**Exercise requirements:** Write out all of the data without omission, exactly as shown.

**Material for this task:**
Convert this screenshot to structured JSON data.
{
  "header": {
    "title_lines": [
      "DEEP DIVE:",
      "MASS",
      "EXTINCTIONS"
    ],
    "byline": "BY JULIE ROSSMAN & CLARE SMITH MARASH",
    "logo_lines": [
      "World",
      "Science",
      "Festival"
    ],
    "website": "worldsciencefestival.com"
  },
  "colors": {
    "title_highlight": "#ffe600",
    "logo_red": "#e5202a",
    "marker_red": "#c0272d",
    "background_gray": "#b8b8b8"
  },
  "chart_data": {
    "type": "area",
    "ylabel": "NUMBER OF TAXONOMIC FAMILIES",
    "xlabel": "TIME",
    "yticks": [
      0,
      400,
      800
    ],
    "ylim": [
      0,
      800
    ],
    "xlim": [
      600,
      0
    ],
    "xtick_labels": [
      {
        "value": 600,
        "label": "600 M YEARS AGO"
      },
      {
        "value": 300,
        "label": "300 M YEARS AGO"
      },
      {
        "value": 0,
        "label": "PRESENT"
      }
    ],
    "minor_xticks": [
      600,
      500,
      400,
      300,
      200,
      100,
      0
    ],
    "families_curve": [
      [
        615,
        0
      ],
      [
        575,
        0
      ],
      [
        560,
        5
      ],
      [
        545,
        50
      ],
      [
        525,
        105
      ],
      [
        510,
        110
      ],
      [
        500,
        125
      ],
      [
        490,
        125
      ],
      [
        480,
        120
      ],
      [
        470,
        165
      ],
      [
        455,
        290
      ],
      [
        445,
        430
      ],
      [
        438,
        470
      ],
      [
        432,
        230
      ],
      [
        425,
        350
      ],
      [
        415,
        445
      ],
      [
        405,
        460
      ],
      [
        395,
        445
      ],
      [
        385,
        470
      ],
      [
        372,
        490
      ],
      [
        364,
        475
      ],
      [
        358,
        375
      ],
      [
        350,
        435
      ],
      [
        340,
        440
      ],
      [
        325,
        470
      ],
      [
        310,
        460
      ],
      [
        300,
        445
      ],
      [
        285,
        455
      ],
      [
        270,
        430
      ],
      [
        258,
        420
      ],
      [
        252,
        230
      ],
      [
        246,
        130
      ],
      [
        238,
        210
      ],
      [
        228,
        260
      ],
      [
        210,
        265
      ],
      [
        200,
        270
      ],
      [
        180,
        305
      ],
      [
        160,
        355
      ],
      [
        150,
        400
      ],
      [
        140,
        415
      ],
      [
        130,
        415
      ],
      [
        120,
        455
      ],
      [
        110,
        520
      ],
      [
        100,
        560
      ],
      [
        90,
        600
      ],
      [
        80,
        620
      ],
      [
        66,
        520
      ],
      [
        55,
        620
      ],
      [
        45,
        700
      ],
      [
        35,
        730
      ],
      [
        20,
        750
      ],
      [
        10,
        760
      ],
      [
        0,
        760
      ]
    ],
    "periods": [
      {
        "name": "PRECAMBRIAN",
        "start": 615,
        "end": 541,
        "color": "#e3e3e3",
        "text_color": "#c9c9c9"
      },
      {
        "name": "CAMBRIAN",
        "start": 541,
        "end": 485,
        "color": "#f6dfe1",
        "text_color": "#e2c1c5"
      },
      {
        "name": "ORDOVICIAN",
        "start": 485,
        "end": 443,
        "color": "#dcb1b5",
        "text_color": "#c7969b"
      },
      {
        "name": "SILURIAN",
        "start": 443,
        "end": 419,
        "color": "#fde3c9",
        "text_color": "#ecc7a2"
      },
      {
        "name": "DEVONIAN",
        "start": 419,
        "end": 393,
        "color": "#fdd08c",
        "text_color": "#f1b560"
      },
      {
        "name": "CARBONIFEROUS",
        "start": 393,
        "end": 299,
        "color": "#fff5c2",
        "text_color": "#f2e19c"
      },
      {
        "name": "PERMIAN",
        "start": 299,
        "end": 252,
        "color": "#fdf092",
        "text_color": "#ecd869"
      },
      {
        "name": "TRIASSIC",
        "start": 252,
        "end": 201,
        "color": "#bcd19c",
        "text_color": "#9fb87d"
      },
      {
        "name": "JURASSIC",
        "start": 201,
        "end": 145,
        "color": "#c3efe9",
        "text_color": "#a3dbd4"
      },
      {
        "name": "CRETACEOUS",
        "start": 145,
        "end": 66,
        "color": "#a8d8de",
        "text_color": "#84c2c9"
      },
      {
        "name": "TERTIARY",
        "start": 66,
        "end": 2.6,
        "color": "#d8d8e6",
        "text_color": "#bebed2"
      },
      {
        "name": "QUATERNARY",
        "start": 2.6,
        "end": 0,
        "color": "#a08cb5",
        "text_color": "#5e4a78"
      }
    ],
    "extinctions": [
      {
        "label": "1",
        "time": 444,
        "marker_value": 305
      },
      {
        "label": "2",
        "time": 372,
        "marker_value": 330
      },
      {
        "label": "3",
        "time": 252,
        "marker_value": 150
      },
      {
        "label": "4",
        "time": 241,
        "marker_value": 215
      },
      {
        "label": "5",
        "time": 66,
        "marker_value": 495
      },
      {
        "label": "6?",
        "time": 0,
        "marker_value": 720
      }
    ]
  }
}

**Written solution:**
Convert this screenshot to structured JSON data.
{
  "header": {
    "title_lines": [
      "DEEP DIVE:",
      "MASS",
      "EXTINCTIONS"
    ],
    "byline": "BY JULIE ROSSMAN & CLARE SMITH MARASH",
    "logo_lines": [
      "World",
      "Science",
      "Festival"
    ],
    "website": "worldsciencefestival.com"
  },
  "colors": {
    "title_highlight": "#ffe600",
    "logo_red": "#e5202a",
    "marker_red": "#c0272d",
    "background_gray": "#b8b8b8"
  },
  "chart_data": {
    "type": "area",
    "ylabel": "NUMBER OF TAXONOMIC FAMILIES",
    "xlabel": "TIME",
    "yticks": [
      0,
      400,
      800
    ],
    "ylim": [
      0,
      800
    ],
    "xlim": [
      600,
      0
    ],
    "xtick_labels": [
      {
        "value": 600,
        "label": "600 M YEARS AGO"
      },
      {
        "value": 300,
        "label": "300 M YEARS AGO"
      },
      {
        "value": 0,
        "label": "PRESENT"
      }
    ],
    "minor_xticks": [
      600,
      500,
      400,
      300,
      200,
      100,
      0
    ],
    "families_curve": [
      [
        615,
        0
      ],
      [
        575,
        0
      ],
      [
        560,
        5
      ],
      [
        545,
        50
      ],
      [
        525,
        105
      ],
      [
        510,
        110
      ],
      [
        500,
        125
      ],
      [
        490,
        125
      ],
      [
        480,
        120
      ],
      [
        470,
        165
      ],
      [
        455,
        290
      ],
      [
        445,
        430
      ],
      [
        438,
        470
      ],
      [
        432,
        230
      ],
      [
        425,
        350
      ],
      [
        415,
        445
      ],
      [
        405,
        460
      ],
      [
        395,
        445
      ],
      [
        385,
        470
      ],
      [
        372,
        490
      ],
      [
        364,
        475
      ],
      [
        358,
        375
      ],
      [
        350,
        435
      ],
      [
        340,
        440
      ],
      [
        325,
        470
      ],
      [
        310,
        460
      ],
      [
        300,
        445
      ],
      [
        285,
        455
      ],
      [
        270,
        430
      ],
      [
        258,
        420
      ],
      [
        252,
        230
      ],
      [
        246,
        130
      ],
      [
        238,
        210
      ],
      [
        228,
        260
      ],
      [
        210,
        265
      ],
      [
        200,
        270
      ],
      [
        180,
        305
      ],
      [
        160,
        355
      ],
      [
        150,
        400
      ],
      [
        140,
        415
      ],
      [
        130,
        415
      ],
      [
        120,
        455
      ],
      [
        110,
        520
      ],
      [
        100,
        560
      ],
      [
        90,
        600
      ],
      [
        80,
        620
      ],
      [
        66,
        520
      ],
      [
        55,
        620
      ],
      [
        45,
        700
      ],
      [
        35,
        730
      ],
      [
        20,
        750
      ],
      [
        10,
        760
      ],
      [
        0,
        760
      ]
    ],
    "periods": [
      {
        "name": "PRECAMBRIAN",
        "start": 615,
        "end": 541,
        "color": "#e3e3e3",
        "text_color": "#c9c9c9"
      },
      {
        "name": "CAMBRIAN",
        "start": 541,
        "end": 485,
        "color": "#f6dfe1",
        "text_color": "#e2c1c5"
      },
      {
        "name": "ORDOVICIAN",
        "start": 485,
        "end": 443,
        "color": "#dcb1b5",
        "text_color": "#c7969b"
      },
      {
        "name": "SILURIAN",
        "start": 443,
        "end": 419,
        "color": "#fde3c9",
        "text_color": "#ecc7a2"
      },
      {
        "name": "DEVONIAN",
        "start": 419,
        "end": 393,
        "color": "#fdd08c",
        "text_color": "#f1b560"
      },
      {
        "name": "CARBONIFEROUS",
        "start": 393,
        "end": 299,
        "color": "#fff5c2",
        "text_color": "#f2e19c"
      },
      {
        "name": "PERMIAN",
        "start": 299,
        "end": 252,
        "color": "#fdf092",
        "text_color": "#ecd869"
      },
      {
        "name": "TRIASSIC",
        "start": 252,
        "end": 201,
        "color": "#bcd19c",
        "text_color": "#9fb87d"
      },
      {
        "name": "JURASSIC",
        "start": 201,
        "end": 145,
        "color": "#c3efe9",
        "text_color": "#a3dbd4"
      },
      {
        "name": "CRETACEOUS",
        "start": 145,
        "end": 66,
        "color": "#a8d8de",
        "text_color": "#84c2c9"
      },
      {
        "name": "TERTIARY",
        "start": 66,
        "end": 2.6,
        "color": "#d8d8e6",
        "text_color": "#bebed2"
      },
      {
        "name": "QUATERNARY",
        "start": 2.6,
        "end": 0,
        "color": "#a08cb5",
        "text_color": "#5e4a78"
      }
    ],
    "extinctions": [
      {
        "label": "1",
        "time": 444,
        "marker_value": 305
      },
      {
        "label": "2",
        "time": 372,
        "marker_value": 330
      },
      {
        "label": "3",
        "time": 252,
        "marker_value": 150
      },
      {
        "label": "4",
        "time": 241,
        "marker_value": 215
      },
      {
        "label": "5",
        "time": 66,
        "marker_value": 495
      },
      {
        "label": "6?",
        "time": 0,
        "marker_value": 720
      }
    ]
  }
}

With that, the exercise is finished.